OBJECTIVE.
Copy every line of the data in which the word "Added" occurs.

* Start *

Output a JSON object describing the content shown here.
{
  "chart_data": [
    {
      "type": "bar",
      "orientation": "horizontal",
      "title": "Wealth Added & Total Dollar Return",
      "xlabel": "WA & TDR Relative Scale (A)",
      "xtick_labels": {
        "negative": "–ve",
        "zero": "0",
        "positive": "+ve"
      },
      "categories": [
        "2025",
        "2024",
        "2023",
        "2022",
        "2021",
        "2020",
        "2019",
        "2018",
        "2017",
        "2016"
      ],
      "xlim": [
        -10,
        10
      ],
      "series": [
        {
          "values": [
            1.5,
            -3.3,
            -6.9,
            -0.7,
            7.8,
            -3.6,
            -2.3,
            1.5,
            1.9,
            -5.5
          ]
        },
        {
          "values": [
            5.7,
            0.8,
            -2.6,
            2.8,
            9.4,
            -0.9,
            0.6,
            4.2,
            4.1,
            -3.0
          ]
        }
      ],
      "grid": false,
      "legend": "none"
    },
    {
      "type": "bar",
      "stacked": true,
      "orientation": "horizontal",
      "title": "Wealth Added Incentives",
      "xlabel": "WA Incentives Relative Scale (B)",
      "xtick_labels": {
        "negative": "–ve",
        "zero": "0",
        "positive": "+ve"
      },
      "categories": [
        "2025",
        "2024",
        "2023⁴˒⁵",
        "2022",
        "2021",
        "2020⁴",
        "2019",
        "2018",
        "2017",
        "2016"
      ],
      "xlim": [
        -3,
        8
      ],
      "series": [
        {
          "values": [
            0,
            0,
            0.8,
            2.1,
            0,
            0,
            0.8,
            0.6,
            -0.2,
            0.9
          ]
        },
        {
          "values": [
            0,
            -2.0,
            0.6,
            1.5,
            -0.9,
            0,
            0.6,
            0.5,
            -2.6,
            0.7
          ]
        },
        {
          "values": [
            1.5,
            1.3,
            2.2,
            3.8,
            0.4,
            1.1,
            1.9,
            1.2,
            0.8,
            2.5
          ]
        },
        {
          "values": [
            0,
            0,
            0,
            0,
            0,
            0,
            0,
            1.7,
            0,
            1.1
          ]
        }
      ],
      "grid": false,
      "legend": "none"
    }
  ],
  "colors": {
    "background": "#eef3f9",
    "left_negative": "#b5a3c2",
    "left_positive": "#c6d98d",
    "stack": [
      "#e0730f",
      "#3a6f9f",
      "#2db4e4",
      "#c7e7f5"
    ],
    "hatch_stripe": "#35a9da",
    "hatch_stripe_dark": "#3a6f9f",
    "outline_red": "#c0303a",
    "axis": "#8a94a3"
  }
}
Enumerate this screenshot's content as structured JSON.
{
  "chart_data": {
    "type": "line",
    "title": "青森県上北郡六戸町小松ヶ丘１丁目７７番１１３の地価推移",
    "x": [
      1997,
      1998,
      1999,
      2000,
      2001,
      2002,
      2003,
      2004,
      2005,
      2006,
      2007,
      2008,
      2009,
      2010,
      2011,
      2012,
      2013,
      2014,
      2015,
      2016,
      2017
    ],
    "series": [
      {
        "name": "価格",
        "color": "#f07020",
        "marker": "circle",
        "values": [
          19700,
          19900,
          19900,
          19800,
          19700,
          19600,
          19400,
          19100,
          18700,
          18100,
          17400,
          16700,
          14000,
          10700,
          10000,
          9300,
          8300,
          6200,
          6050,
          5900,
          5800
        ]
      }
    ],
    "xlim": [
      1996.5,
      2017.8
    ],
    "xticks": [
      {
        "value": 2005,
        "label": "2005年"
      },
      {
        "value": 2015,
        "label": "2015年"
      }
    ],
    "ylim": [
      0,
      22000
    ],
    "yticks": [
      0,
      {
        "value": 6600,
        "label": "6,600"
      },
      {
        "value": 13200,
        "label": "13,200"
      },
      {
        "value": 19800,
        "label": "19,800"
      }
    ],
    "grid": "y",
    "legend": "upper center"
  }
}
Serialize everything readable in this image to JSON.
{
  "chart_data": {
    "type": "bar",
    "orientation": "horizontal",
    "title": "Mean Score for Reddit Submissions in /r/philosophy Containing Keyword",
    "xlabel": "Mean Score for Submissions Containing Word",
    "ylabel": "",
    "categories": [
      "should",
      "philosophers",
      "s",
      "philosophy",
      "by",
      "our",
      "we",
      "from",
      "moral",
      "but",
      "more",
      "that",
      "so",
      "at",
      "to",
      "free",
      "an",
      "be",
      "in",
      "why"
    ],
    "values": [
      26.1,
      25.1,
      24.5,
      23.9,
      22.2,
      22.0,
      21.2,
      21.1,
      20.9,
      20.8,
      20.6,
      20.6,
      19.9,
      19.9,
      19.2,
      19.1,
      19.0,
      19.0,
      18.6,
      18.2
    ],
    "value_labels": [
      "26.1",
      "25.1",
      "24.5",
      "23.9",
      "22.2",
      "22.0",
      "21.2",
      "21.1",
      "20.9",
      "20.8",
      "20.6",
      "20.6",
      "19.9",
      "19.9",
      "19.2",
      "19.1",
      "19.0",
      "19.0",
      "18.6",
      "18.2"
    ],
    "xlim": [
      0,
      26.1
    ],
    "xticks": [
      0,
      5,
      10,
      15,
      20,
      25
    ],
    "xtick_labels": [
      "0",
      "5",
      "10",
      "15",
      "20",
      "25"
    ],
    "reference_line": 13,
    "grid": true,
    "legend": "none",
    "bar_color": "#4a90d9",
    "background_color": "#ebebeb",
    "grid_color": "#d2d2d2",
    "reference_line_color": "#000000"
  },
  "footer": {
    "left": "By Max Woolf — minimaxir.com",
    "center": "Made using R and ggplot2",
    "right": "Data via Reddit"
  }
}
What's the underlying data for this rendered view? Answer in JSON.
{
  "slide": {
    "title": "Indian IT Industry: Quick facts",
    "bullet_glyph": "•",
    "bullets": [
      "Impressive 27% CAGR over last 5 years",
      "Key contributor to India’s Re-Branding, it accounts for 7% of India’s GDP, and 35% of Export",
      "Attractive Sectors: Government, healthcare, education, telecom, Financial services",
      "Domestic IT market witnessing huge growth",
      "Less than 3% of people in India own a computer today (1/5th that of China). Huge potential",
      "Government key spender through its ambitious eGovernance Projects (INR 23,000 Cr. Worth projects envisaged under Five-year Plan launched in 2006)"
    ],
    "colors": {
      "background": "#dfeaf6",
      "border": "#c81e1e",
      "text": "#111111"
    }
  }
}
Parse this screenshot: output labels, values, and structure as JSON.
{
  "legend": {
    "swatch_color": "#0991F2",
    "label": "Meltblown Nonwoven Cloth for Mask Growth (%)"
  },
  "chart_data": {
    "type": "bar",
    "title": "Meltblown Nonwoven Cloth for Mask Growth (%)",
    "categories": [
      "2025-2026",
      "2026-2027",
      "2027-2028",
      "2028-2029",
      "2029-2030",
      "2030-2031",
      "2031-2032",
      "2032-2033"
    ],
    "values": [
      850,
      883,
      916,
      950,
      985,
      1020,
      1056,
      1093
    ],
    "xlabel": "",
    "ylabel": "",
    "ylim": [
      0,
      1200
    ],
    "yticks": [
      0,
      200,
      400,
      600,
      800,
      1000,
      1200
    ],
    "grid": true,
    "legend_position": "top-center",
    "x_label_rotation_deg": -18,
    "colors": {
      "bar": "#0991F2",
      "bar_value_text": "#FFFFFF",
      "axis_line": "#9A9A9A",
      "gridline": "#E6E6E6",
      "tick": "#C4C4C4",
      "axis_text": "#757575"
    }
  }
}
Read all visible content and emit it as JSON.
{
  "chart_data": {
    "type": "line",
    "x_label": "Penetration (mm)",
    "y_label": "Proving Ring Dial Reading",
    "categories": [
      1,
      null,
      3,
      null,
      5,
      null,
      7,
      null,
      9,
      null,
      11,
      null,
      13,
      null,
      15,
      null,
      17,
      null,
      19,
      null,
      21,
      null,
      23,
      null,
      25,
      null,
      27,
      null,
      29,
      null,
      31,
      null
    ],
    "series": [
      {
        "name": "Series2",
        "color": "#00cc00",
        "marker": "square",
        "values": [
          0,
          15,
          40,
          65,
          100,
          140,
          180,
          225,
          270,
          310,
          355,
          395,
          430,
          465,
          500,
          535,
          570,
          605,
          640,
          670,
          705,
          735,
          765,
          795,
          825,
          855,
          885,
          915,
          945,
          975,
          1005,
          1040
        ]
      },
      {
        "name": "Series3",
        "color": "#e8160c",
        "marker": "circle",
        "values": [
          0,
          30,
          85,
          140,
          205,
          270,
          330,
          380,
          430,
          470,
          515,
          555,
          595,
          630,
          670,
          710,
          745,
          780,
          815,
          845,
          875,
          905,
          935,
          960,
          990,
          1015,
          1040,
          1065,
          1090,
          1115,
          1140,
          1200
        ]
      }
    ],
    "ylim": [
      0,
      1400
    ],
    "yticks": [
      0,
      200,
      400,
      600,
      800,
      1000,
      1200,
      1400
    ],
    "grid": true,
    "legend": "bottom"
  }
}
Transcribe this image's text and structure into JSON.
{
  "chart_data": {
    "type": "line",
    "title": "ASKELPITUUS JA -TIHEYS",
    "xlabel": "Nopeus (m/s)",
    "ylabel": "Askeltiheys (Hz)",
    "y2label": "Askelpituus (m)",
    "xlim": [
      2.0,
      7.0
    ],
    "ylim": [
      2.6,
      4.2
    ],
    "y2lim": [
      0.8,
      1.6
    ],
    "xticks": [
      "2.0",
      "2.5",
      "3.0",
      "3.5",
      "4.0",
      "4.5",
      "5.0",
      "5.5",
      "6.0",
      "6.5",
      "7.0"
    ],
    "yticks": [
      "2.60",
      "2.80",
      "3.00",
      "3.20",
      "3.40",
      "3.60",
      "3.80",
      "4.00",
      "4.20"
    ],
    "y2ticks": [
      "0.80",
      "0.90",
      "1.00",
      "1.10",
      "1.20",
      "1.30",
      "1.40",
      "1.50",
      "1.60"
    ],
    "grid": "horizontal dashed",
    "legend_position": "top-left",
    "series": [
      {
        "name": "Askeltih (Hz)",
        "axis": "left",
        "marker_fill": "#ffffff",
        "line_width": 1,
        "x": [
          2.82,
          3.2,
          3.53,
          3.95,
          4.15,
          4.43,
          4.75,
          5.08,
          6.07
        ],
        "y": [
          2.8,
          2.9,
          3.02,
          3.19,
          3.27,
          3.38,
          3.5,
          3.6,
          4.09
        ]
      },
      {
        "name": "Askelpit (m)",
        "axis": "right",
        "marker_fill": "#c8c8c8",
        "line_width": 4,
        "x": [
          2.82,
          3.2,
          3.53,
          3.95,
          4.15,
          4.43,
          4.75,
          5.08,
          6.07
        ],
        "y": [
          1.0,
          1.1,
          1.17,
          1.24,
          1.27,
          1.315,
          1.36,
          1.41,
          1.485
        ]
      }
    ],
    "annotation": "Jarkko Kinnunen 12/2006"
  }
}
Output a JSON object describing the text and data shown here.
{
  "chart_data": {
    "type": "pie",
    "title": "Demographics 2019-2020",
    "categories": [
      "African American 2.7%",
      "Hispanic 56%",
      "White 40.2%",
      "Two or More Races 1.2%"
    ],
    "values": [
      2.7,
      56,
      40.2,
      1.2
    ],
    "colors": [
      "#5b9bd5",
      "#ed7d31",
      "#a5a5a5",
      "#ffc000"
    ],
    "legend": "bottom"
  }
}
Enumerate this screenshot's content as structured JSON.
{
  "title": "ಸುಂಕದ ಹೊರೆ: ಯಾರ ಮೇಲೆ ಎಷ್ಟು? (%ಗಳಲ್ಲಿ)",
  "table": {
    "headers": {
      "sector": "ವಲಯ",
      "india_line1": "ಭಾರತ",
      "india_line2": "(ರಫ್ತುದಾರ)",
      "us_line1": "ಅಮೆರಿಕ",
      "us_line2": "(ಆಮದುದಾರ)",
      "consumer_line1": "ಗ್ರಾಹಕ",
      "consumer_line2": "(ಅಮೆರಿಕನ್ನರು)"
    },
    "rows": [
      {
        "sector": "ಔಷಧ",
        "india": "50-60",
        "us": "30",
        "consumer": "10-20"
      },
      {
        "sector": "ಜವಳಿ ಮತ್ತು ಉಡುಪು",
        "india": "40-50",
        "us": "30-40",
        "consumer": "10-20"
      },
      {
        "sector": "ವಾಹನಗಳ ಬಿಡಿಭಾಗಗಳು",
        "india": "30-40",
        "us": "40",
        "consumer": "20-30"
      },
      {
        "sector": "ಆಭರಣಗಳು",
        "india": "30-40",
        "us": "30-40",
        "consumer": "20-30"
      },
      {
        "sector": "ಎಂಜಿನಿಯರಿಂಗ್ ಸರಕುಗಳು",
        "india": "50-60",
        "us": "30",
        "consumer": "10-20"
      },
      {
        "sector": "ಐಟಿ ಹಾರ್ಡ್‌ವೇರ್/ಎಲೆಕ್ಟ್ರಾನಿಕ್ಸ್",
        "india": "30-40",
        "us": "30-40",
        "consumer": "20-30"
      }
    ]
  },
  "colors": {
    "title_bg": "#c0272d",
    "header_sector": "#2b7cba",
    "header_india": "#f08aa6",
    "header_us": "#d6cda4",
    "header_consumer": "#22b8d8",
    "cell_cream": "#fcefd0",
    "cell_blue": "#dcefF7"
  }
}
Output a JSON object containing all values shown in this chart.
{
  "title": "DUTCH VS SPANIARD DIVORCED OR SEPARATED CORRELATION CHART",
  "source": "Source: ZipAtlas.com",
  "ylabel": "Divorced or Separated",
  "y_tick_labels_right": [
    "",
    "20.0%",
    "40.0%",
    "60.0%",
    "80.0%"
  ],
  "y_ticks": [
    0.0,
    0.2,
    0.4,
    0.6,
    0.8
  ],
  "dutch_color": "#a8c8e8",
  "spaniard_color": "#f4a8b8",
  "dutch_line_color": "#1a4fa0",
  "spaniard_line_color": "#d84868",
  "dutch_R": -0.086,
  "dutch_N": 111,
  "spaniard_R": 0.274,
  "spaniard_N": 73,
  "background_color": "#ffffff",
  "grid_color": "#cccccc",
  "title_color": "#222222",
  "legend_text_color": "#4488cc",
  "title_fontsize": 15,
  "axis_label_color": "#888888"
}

* End *

SOLUTION.
      "title": "Wealth Added & Total Dollar Return",
      "title": "Wealth Added Incentives",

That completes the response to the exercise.